# Start of Extracted records
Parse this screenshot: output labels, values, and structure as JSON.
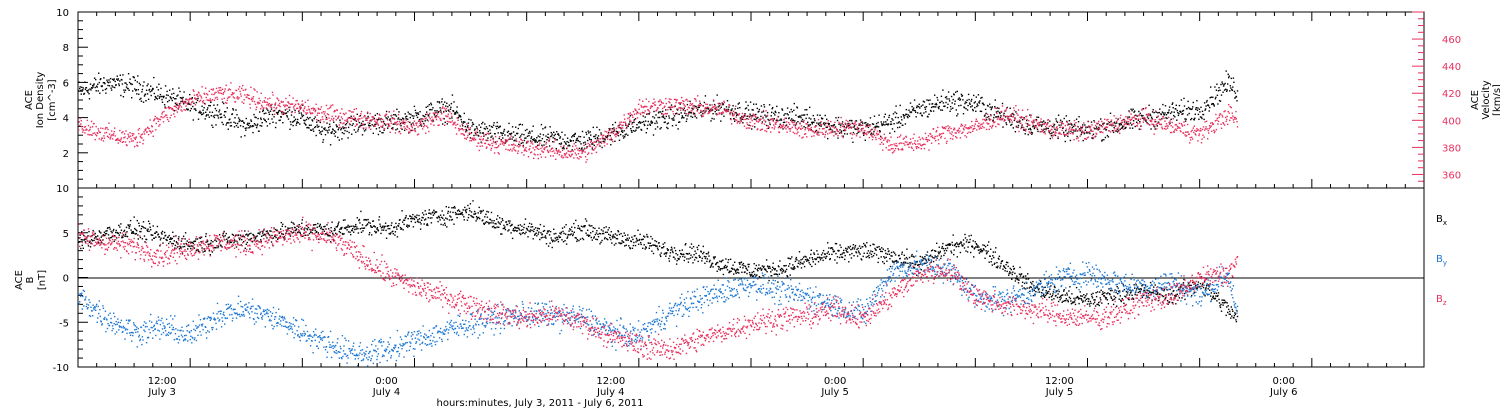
{
  "colors": {
    "black": "#000000",
    "pink": "#e8305e",
    "blue": "#1e78d2"
  },
  "chart_data": [
    {
      "type": "scatter",
      "panel": "top",
      "ylabel_left": [
        "ACE",
        "Ion Density",
        "[cm^-3]"
      ],
      "ylabel_right": [
        "ACE",
        "Velocity",
        "[km/s]"
      ],
      "ylim_left": [
        0,
        10
      ],
      "ylim_right": [
        350,
        480
      ],
      "left_tick_labels": [
        "2",
        "4",
        "6",
        "8",
        "10"
      ],
      "right_tick_labels": [
        "360",
        "380",
        "400",
        "420",
        "440",
        "460"
      ],
      "x_hours_range": [
        0,
        144
      ],
      "series": [
        {
          "name": "Ion Density",
          "color": "#000000",
          "axis": "left",
          "anchors": [
            [
              0,
              5.5
            ],
            [
              3,
              6.0
            ],
            [
              6,
              5.8
            ],
            [
              9,
              5.3
            ],
            [
              12,
              4.7
            ],
            [
              15,
              4.3
            ],
            [
              18,
              3.5
            ],
            [
              21,
              4.3
            ],
            [
              24,
              4.0
            ],
            [
              26,
              3.2
            ],
            [
              30,
              3.7
            ],
            [
              34,
              3.8
            ],
            [
              36,
              4.0
            ],
            [
              38,
              4.4
            ],
            [
              40,
              4.5
            ],
            [
              42,
              3.3
            ],
            [
              45,
              3.1
            ],
            [
              48,
              2.9
            ],
            [
              51,
              2.8
            ],
            [
              54,
              2.7
            ],
            [
              57,
              3.1
            ],
            [
              60,
              3.7
            ],
            [
              63,
              4.0
            ],
            [
              66,
              4.4
            ],
            [
              69,
              4.6
            ],
            [
              72,
              4.2
            ],
            [
              75,
              4.1
            ],
            [
              78,
              4.0
            ],
            [
              81,
              3.5
            ],
            [
              84,
              3.4
            ],
            [
              87,
              3.8
            ],
            [
              90,
              4.5
            ],
            [
              93,
              5.0
            ],
            [
              96,
              4.8
            ],
            [
              99,
              4.1
            ],
            [
              102,
              3.6
            ],
            [
              105,
              3.4
            ],
            [
              108,
              3.3
            ],
            [
              111,
              3.6
            ],
            [
              114,
              4.0
            ],
            [
              117,
              4.3
            ],
            [
              120,
              4.5
            ],
            [
              123,
              6.0
            ],
            [
              124,
              5.5
            ]
          ],
          "noise": 0.55
        },
        {
          "name": "Velocity",
          "color": "#e8305e",
          "axis": "right",
          "anchors": [
            [
              0,
              398
            ],
            [
              3,
              390
            ],
            [
              6,
              386
            ],
            [
              9,
              403
            ],
            [
              12,
              415
            ],
            [
              15,
              420
            ],
            [
              18,
              418
            ],
            [
              21,
              412
            ],
            [
              24,
              410
            ],
            [
              26,
              405
            ],
            [
              30,
              402
            ],
            [
              33,
              400
            ],
            [
              36,
              395
            ],
            [
              39,
              405
            ],
            [
              42,
              388
            ],
            [
              45,
              383
            ],
            [
              48,
              380
            ],
            [
              51,
              378
            ],
            [
              54,
              376
            ],
            [
              57,
              390
            ],
            [
              60,
              410
            ],
            [
              63,
              412
            ],
            [
              66,
              410
            ],
            [
              69,
              408
            ],
            [
              72,
              400
            ],
            [
              75,
              397
            ],
            [
              78,
              393
            ],
            [
              81,
              395
            ],
            [
              84,
              395
            ],
            [
              87,
              382
            ],
            [
              90,
              384
            ],
            [
              93,
              392
            ],
            [
              96,
              395
            ],
            [
              99,
              405
            ],
            [
              102,
              398
            ],
            [
              105,
              393
            ],
            [
              108,
              392
            ],
            [
              111,
              398
            ],
            [
              114,
              402
            ],
            [
              117,
              396
            ],
            [
              120,
              390
            ],
            [
              123,
              405
            ],
            [
              124,
              400
            ]
          ],
          "noise": 6
        }
      ]
    },
    {
      "type": "scatter",
      "panel": "bottom",
      "ylabel": [
        "ACE",
        "B",
        "[nT]"
      ],
      "ylim": [
        -10,
        10
      ],
      "tick_labels": [
        "-10",
        "-5",
        "0",
        "5",
        "10"
      ],
      "x_hours_range": [
        0,
        144
      ],
      "x_tick_labels": [
        {
          "time": "12:00",
          "date": "July 3"
        },
        {
          "time": "0:00",
          "date": "July 4"
        },
        {
          "time": "12:00",
          "date": "July 4"
        },
        {
          "time": "0:00",
          "date": "July 5"
        },
        {
          "time": "12:00",
          "date": "July 5"
        },
        {
          "time": "0:00",
          "date": "July 6"
        }
      ],
      "xlabel": "hours:minutes, July  3, 2011 - July  6, 2011",
      "series": [
        {
          "name": "Bx",
          "label_base": "B",
          "label_sub": "x",
          "color": "#000000",
          "anchors": [
            [
              0,
              4.0
            ],
            [
              3,
              5.0
            ],
            [
              6,
              5.5
            ],
            [
              9,
              4.5
            ],
            [
              12,
              3.8
            ],
            [
              15,
              4.0
            ],
            [
              18,
              4.5
            ],
            [
              21,
              5.0
            ],
            [
              24,
              5.5
            ],
            [
              27,
              5.2
            ],
            [
              30,
              6.0
            ],
            [
              33,
              5.5
            ],
            [
              36,
              6.5
            ],
            [
              39,
              7.0
            ],
            [
              42,
              7.5
            ],
            [
              45,
              6.0
            ],
            [
              48,
              5.5
            ],
            [
              51,
              4.5
            ],
            [
              54,
              5.5
            ],
            [
              57,
              4.5
            ],
            [
              60,
              4.2
            ],
            [
              63,
              3.0
            ],
            [
              66,
              2.8
            ],
            [
              69,
              1.5
            ],
            [
              72,
              0.8
            ],
            [
              75,
              1.0
            ],
            [
              78,
              2.0
            ],
            [
              81,
              2.8
            ],
            [
              84,
              3.0
            ],
            [
              87,
              2.5
            ],
            [
              90,
              1.5
            ],
            [
              93,
              3.5
            ],
            [
              96,
              3.8
            ],
            [
              99,
              1.5
            ],
            [
              102,
              -1.0
            ],
            [
              105,
              -2.0
            ],
            [
              108,
              -2.5
            ],
            [
              111,
              -1.8
            ],
            [
              114,
              -1.5
            ],
            [
              117,
              -2.0
            ],
            [
              120,
              -0.5
            ],
            [
              123,
              -3.5
            ],
            [
              124,
              -4.8
            ]
          ],
          "noise": 0.9
        },
        {
          "name": "By",
          "label_base": "B",
          "label_sub": "y",
          "color": "#1e78d2",
          "anchors": [
            [
              0,
              -2.0
            ],
            [
              3,
              -4.5
            ],
            [
              6,
              -6.0
            ],
            [
              9,
              -5.5
            ],
            [
              12,
              -6.5
            ],
            [
              15,
              -4.0
            ],
            [
              18,
              -3.5
            ],
            [
              21,
              -4.5
            ],
            [
              24,
              -6.0
            ],
            [
              27,
              -7.5
            ],
            [
              30,
              -8.5
            ],
            [
              33,
              -8.0
            ],
            [
              36,
              -7.0
            ],
            [
              39,
              -6.0
            ],
            [
              42,
              -5.0
            ],
            [
              45,
              -4.5
            ],
            [
              48,
              -4.0
            ],
            [
              51,
              -4.2
            ],
            [
              54,
              -4.5
            ],
            [
              57,
              -6.0
            ],
            [
              60,
              -6.5
            ],
            [
              63,
              -4.0
            ],
            [
              66,
              -2.5
            ],
            [
              69,
              -1.5
            ],
            [
              72,
              -0.5
            ],
            [
              75,
              -1.5
            ],
            [
              78,
              -2.0
            ],
            [
              81,
              -3.0
            ],
            [
              84,
              -4.0
            ],
            [
              87,
              0.8
            ],
            [
              90,
              1.5
            ],
            [
              93,
              1.0
            ],
            [
              96,
              -2.0
            ],
            [
              99,
              -2.5
            ],
            [
              102,
              -1.5
            ],
            [
              105,
              0.0
            ],
            [
              108,
              0.5
            ],
            [
              111,
              -0.5
            ],
            [
              114,
              -1.0
            ],
            [
              117,
              -0.5
            ],
            [
              120,
              -2.0
            ],
            [
              123,
              0.5
            ],
            [
              124,
              -4.0
            ]
          ],
          "noise": 1.2
        },
        {
          "name": "Bz",
          "label_base": "B",
          "label_sub": "z",
          "color": "#e8305e",
          "anchors": [
            [
              0,
              4.5
            ],
            [
              3,
              4.0
            ],
            [
              6,
              3.5
            ],
            [
              9,
              2.5
            ],
            [
              12,
              3.5
            ],
            [
              15,
              4.0
            ],
            [
              18,
              3.8
            ],
            [
              21,
              4.5
            ],
            [
              24,
              5.0
            ],
            [
              27,
              4.5
            ],
            [
              30,
              2.5
            ],
            [
              33,
              0.5
            ],
            [
              36,
              -1.0
            ],
            [
              39,
              -2.0
            ],
            [
              42,
              -3.0
            ],
            [
              45,
              -4.0
            ],
            [
              48,
              -4.5
            ],
            [
              51,
              -4.0
            ],
            [
              54,
              -5.0
            ],
            [
              57,
              -6.5
            ],
            [
              60,
              -7.5
            ],
            [
              63,
              -8.0
            ],
            [
              66,
              -7.0
            ],
            [
              69,
              -6.0
            ],
            [
              72,
              -5.0
            ],
            [
              75,
              -4.5
            ],
            [
              78,
              -4.2
            ],
            [
              81,
              -3.5
            ],
            [
              84,
              -4.5
            ],
            [
              87,
              -2.0
            ],
            [
              90,
              0.5
            ],
            [
              93,
              1.0
            ],
            [
              96,
              -2.0
            ],
            [
              99,
              -3.0
            ],
            [
              102,
              -3.5
            ],
            [
              105,
              -4.2
            ],
            [
              108,
              -4.5
            ],
            [
              111,
              -4.0
            ],
            [
              114,
              -2.5
            ],
            [
              117,
              -2.0
            ],
            [
              120,
              0.0
            ],
            [
              123,
              0.5
            ],
            [
              124,
              2.0
            ]
          ],
          "noise": 1.1
        }
      ]
    }
  ]
}
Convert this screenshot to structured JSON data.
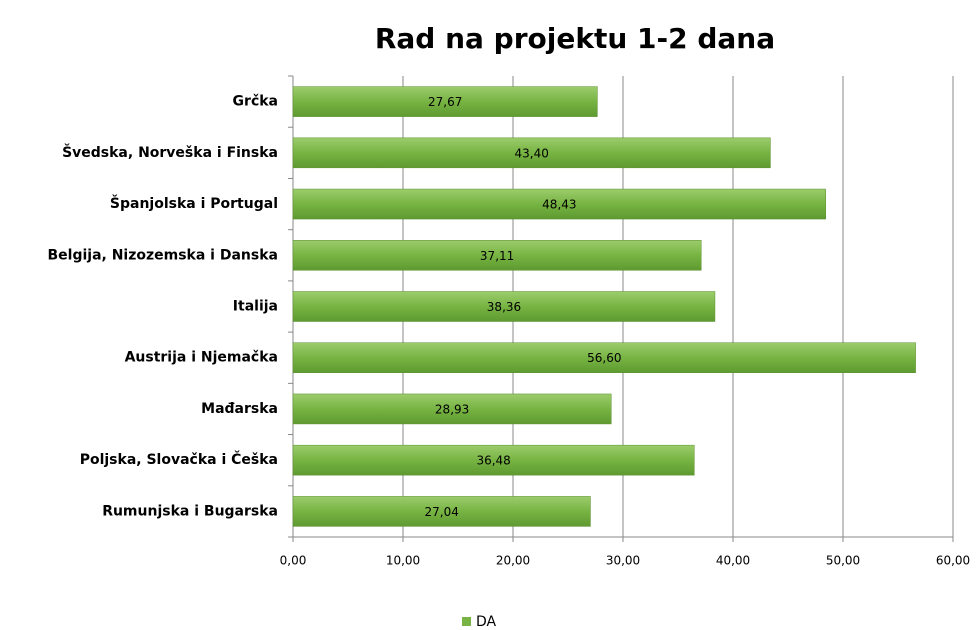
{
  "chart_data": {
    "type": "bar",
    "orientation": "horizontal",
    "title": "Rad na projektu 1-2 dana",
    "categories": [
      "Grčka",
      "Švedska, Norveška i Finska",
      "Španjolska i Portugal",
      "Belgija, Nizozemska i Danska",
      "Italija",
      "Austrija i Njemačka",
      "Mađarska",
      "Poljska, Slovačka i Češka",
      "Rumunjska i Bugarska"
    ],
    "series": [
      {
        "name": "DA",
        "color": "#77b443",
        "values": [
          27.67,
          43.4,
          48.43,
          37.11,
          38.36,
          56.6,
          28.93,
          36.48,
          27.04
        ],
        "value_labels": [
          "27,67",
          "43,40",
          "48,43",
          "37,11",
          "38,36",
          "56,60",
          "28,93",
          "36,48",
          "27,04"
        ]
      }
    ],
    "xlim": [
      0,
      60
    ],
    "xticks": [
      {
        "value": 0,
        "label": "0,00"
      },
      {
        "value": 10,
        "label": "10,00"
      },
      {
        "value": 20,
        "label": "20,00"
      },
      {
        "value": 30,
        "label": "30,00"
      },
      {
        "value": 40,
        "label": "40,00"
      },
      {
        "value": 50,
        "label": "50,00"
      },
      {
        "value": 60,
        "label": "60,00"
      }
    ],
    "grid": true,
    "legend": "bottom"
  }
}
# End of Extracted records
■ What you need to do
Find how many lines of the entries contain "July". Respond with the number only.

■ Solution for this task
7